- _Data tied to figure images_
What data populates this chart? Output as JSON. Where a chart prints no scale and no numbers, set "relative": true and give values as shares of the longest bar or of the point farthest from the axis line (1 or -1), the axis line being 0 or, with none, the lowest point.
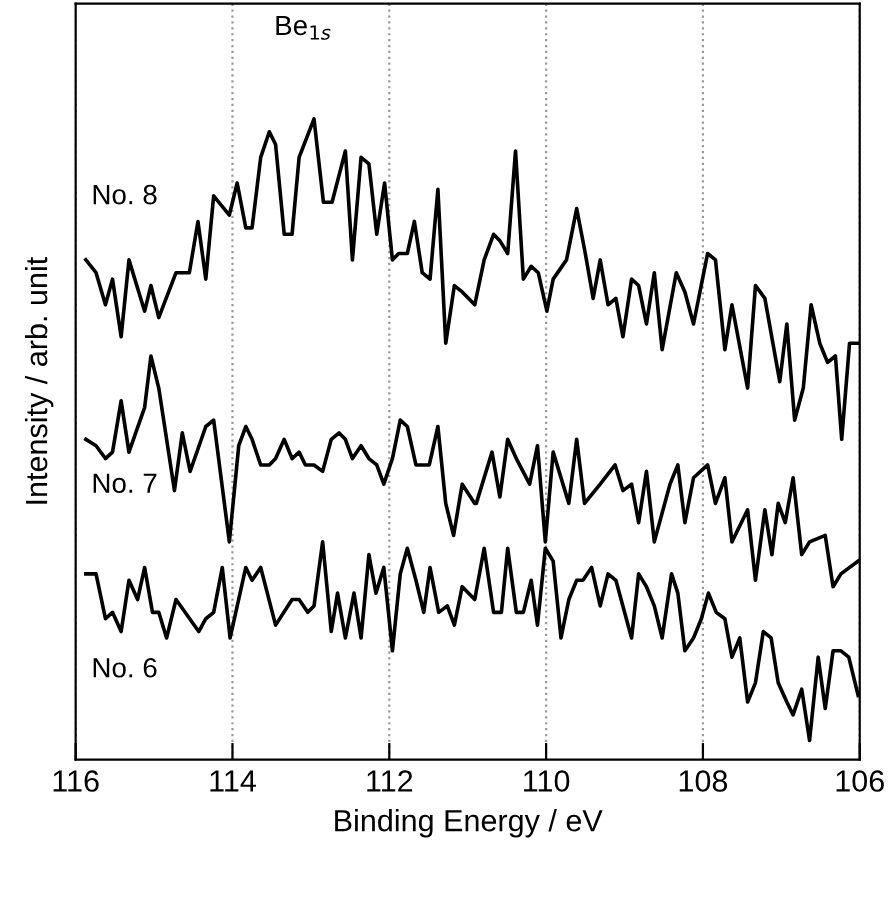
{
  "chart_data": {
    "type": "line",
    "xlabel": "Binding Energy / eV",
    "ylabel": "Intensity / arb. unit",
    "relative": true,
    "xlim": [
      116,
      106
    ],
    "xticks": [
      116,
      114,
      112,
      110,
      108,
      106
    ],
    "grid": "x",
    "legend": false,
    "marker": "none",
    "line_style": "solid",
    "annotations": [
      "Be$_{1s}$"
    ],
    "series": [
      {
        "name": "No. 8",
        "color": "#000000",
        "x": [
          115.87,
          115.74,
          115.62,
          115.53,
          115.42,
          115.32,
          115.12,
          115.04,
          114.94,
          114.72,
          114.55,
          114.44,
          114.34,
          114.24,
          114.04,
          113.94,
          113.83,
          113.75,
          113.64,
          113.53,
          113.45,
          113.34,
          113.24,
          113.15,
          112.96,
          112.84,
          112.73,
          112.56,
          112.47,
          112.36,
          112.26,
          112.16,
          112.06,
          111.96,
          111.88,
          111.77,
          111.68,
          111.58,
          111.48,
          111.38,
          111.28,
          111.17,
          111.07,
          110.91,
          110.79,
          110.67,
          110.59,
          110.49,
          110.39,
          110.29,
          110.19,
          110.1,
          109.99,
          109.91,
          109.74,
          109.61,
          109.5,
          109.4,
          109.31,
          109.21,
          109.11,
          109.02,
          108.91,
          108.82,
          108.72,
          108.62,
          108.52,
          108.34,
          108.23,
          108.12,
          107.94,
          107.84,
          107.72,
          107.63,
          107.43,
          107.33,
          107.21,
          107.02,
          106.93,
          106.83,
          106.72,
          106.62,
          106.51,
          106.41,
          106.31,
          106.23,
          106.13,
          106.02
        ],
        "values": [
          0.78,
          0.76,
          0.71,
          0.75,
          0.66,
          0.78,
          0.7,
          0.74,
          0.69,
          0.76,
          0.76,
          0.84,
          0.75,
          0.88,
          0.85,
          0.9,
          0.83,
          0.83,
          0.94,
          0.98,
          0.96,
          0.82,
          0.82,
          0.94,
          1.0,
          0.87,
          0.87,
          0.95,
          0.78,
          0.94,
          0.93,
          0.82,
          0.9,
          0.78,
          0.79,
          0.79,
          0.84,
          0.76,
          0.75,
          0.89,
          0.65,
          0.74,
          0.73,
          0.71,
          0.78,
          0.82,
          0.81,
          0.79,
          0.95,
          0.75,
          0.77,
          0.76,
          0.7,
          0.75,
          0.78,
          0.86,
          0.79,
          0.72,
          0.78,
          0.71,
          0.72,
          0.66,
          0.75,
          0.74,
          0.68,
          0.76,
          0.64,
          0.76,
          0.73,
          0.68,
          0.79,
          0.78,
          0.64,
          0.71,
          0.58,
          0.74,
          0.72,
          0.59,
          0.68,
          0.53,
          0.58,
          0.71,
          0.65,
          0.62,
          0.63,
          0.5,
          0.65,
          0.65
        ]
      },
      {
        "name": "No. 7",
        "color": "#000000",
        "x": [
          115.87,
          115.74,
          115.62,
          115.53,
          115.42,
          115.32,
          115.12,
          115.04,
          114.94,
          114.74,
          114.64,
          114.54,
          114.34,
          114.24,
          114.04,
          113.92,
          113.83,
          113.75,
          113.64,
          113.53,
          113.45,
          113.34,
          113.24,
          113.15,
          113.07,
          112.96,
          112.85,
          112.74,
          112.64,
          112.56,
          112.47,
          112.36,
          112.26,
          112.16,
          112.07,
          111.96,
          111.86,
          111.77,
          111.66,
          111.49,
          111.38,
          111.28,
          111.18,
          111.07,
          110.91,
          110.89,
          110.69,
          110.59,
          110.49,
          110.38,
          110.21,
          110.11,
          110.01,
          109.91,
          109.71,
          109.61,
          109.51,
          109.31,
          109.12,
          109.02,
          108.91,
          108.82,
          108.72,
          108.62,
          108.42,
          108.32,
          108.23,
          108.12,
          107.94,
          107.84,
          107.72,
          107.63,
          107.43,
          107.33,
          107.21,
          107.12,
          107.04,
          106.95,
          106.85,
          106.74,
          106.64,
          106.44,
          106.34,
          106.24,
          106.02
        ],
        "values": [
          0.5,
          0.49,
          0.47,
          0.48,
          0.56,
          0.48,
          0.55,
          0.63,
          0.58,
          0.42,
          0.51,
          0.45,
          0.52,
          0.53,
          0.34,
          0.49,
          0.52,
          0.5,
          0.46,
          0.46,
          0.47,
          0.5,
          0.47,
          0.48,
          0.46,
          0.46,
          0.45,
          0.5,
          0.51,
          0.5,
          0.47,
          0.49,
          0.47,
          0.46,
          0.43,
          0.47,
          0.53,
          0.52,
          0.46,
          0.46,
          0.52,
          0.4,
          0.35,
          0.43,
          0.4,
          0.4,
          0.48,
          0.41,
          0.5,
          0.47,
          0.43,
          0.49,
          0.34,
          0.48,
          0.4,
          0.5,
          0.4,
          0.43,
          0.46,
          0.42,
          0.43,
          0.37,
          0.45,
          0.34,
          0.43,
          0.46,
          0.37,
          0.44,
          0.46,
          0.4,
          0.44,
          0.34,
          0.39,
          0.28,
          0.39,
          0.32,
          0.4,
          0.37,
          0.44,
          0.32,
          0.34,
          0.35,
          0.27,
          0.29,
          0.31
        ]
      },
      {
        "name": "No. 6",
        "color": "#000000",
        "x": [
          115.87,
          115.74,
          115.62,
          115.53,
          115.42,
          115.32,
          115.21,
          115.12,
          115.02,
          114.94,
          114.84,
          114.72,
          114.43,
          114.34,
          114.24,
          114.13,
          114.03,
          113.83,
          113.75,
          113.64,
          113.45,
          113.24,
          113.15,
          113.04,
          112.96,
          112.85,
          112.74,
          112.66,
          112.56,
          112.45,
          112.36,
          112.26,
          112.17,
          112.07,
          111.96,
          111.86,
          111.77,
          111.66,
          111.56,
          111.48,
          111.37,
          111.26,
          111.17,
          111.07,
          110.91,
          110.79,
          110.67,
          110.57,
          110.49,
          110.38,
          110.29,
          110.19,
          110.11,
          110.01,
          109.91,
          109.81,
          109.71,
          109.61,
          109.53,
          109.42,
          109.31,
          109.21,
          109.11,
          108.91,
          108.82,
          108.72,
          108.62,
          108.52,
          108.4,
          108.32,
          108.23,
          108.12,
          108.02,
          107.93,
          107.83,
          107.72,
          107.63,
          107.53,
          107.43,
          107.33,
          107.23,
          107.13,
          107.04,
          106.93,
          106.85,
          106.74,
          106.64,
          106.53,
          106.44,
          106.34,
          106.24,
          106.14,
          106.02
        ],
        "values": [
          0.29,
          0.29,
          0.22,
          0.23,
          0.2,
          0.28,
          0.25,
          0.3,
          0.23,
          0.23,
          0.19,
          0.25,
          0.2,
          0.22,
          0.23,
          0.3,
          0.19,
          0.3,
          0.28,
          0.3,
          0.21,
          0.25,
          0.25,
          0.23,
          0.24,
          0.34,
          0.2,
          0.26,
          0.19,
          0.26,
          0.19,
          0.32,
          0.26,
          0.3,
          0.17,
          0.29,
          0.33,
          0.28,
          0.23,
          0.3,
          0.23,
          0.24,
          0.21,
          0.27,
          0.25,
          0.33,
          0.23,
          0.23,
          0.33,
          0.23,
          0.23,
          0.28,
          0.21,
          0.33,
          0.31,
          0.19,
          0.25,
          0.28,
          0.28,
          0.3,
          0.24,
          0.29,
          0.28,
          0.19,
          0.29,
          0.27,
          0.24,
          0.19,
          0.29,
          0.26,
          0.17,
          0.19,
          0.22,
          0.26,
          0.23,
          0.22,
          0.16,
          0.19,
          0.09,
          0.12,
          0.2,
          0.19,
          0.12,
          0.09,
          0.07,
          0.11,
          0.03,
          0.16,
          0.08,
          0.17,
          0.17,
          0.16,
          0.1
        ]
      }
    ]
  }
}
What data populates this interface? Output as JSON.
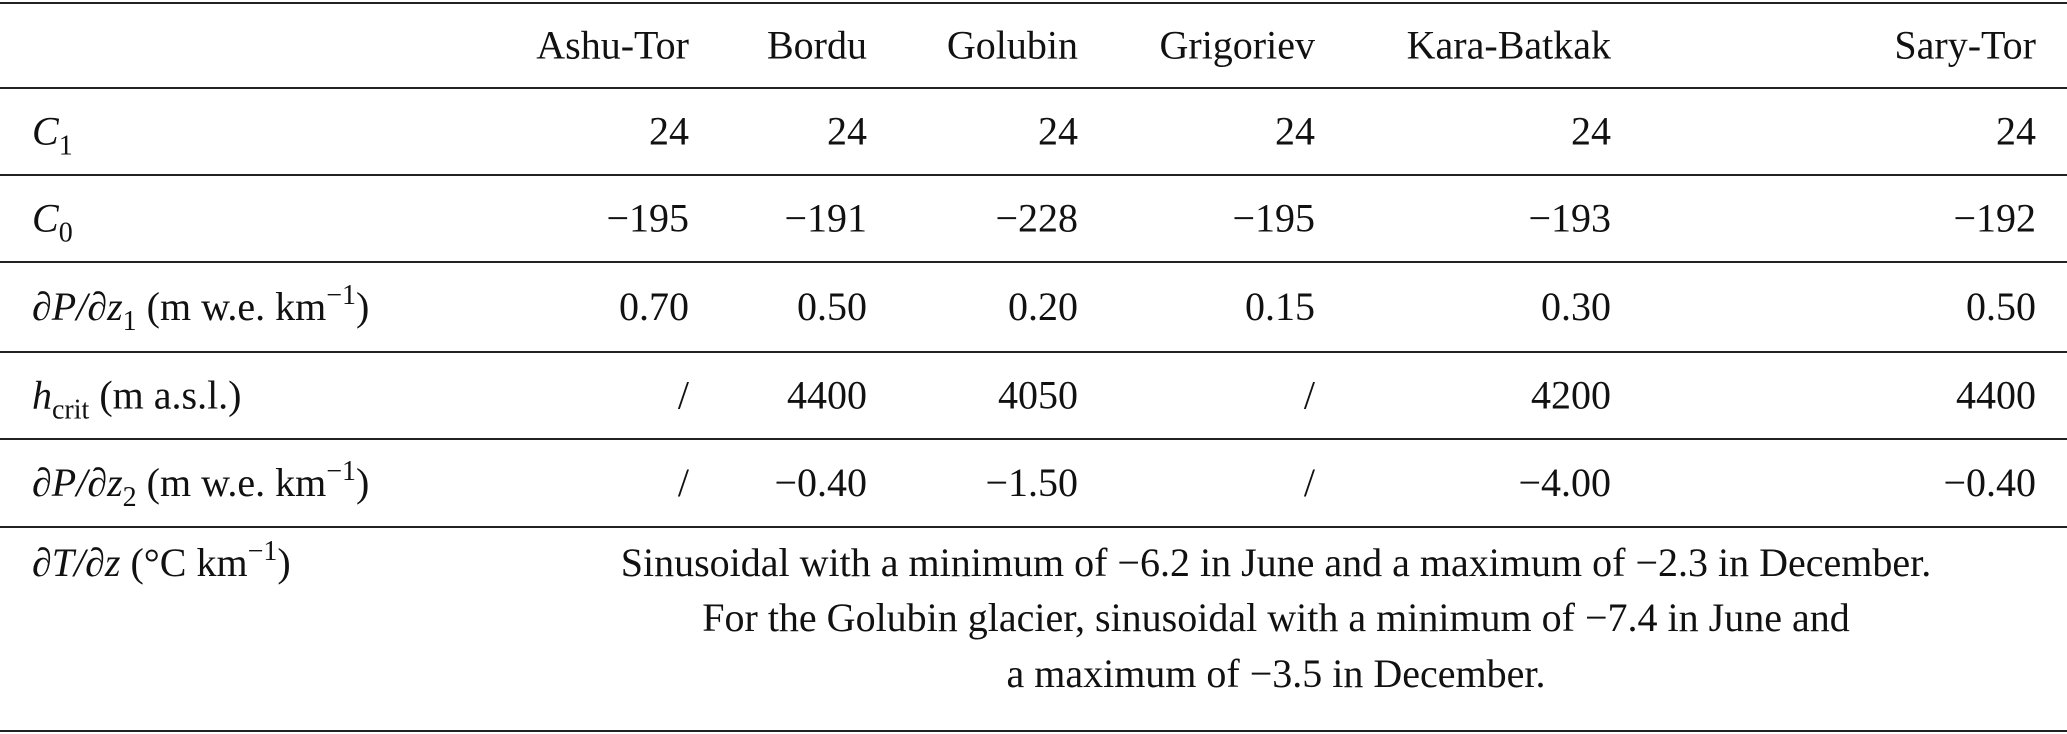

- _Description of the task_
Identify every line where the string "true" appears.

- _Solution to the problem_
What data populates this chart? Output as JSON. Where a chart prints no scale and no numbers, set "relative": true and give values as shares of the longest bar or of the point farthest from the axis line (1 or -1), the axis line being 0 or, with none, the lowest point.
    "relative": true,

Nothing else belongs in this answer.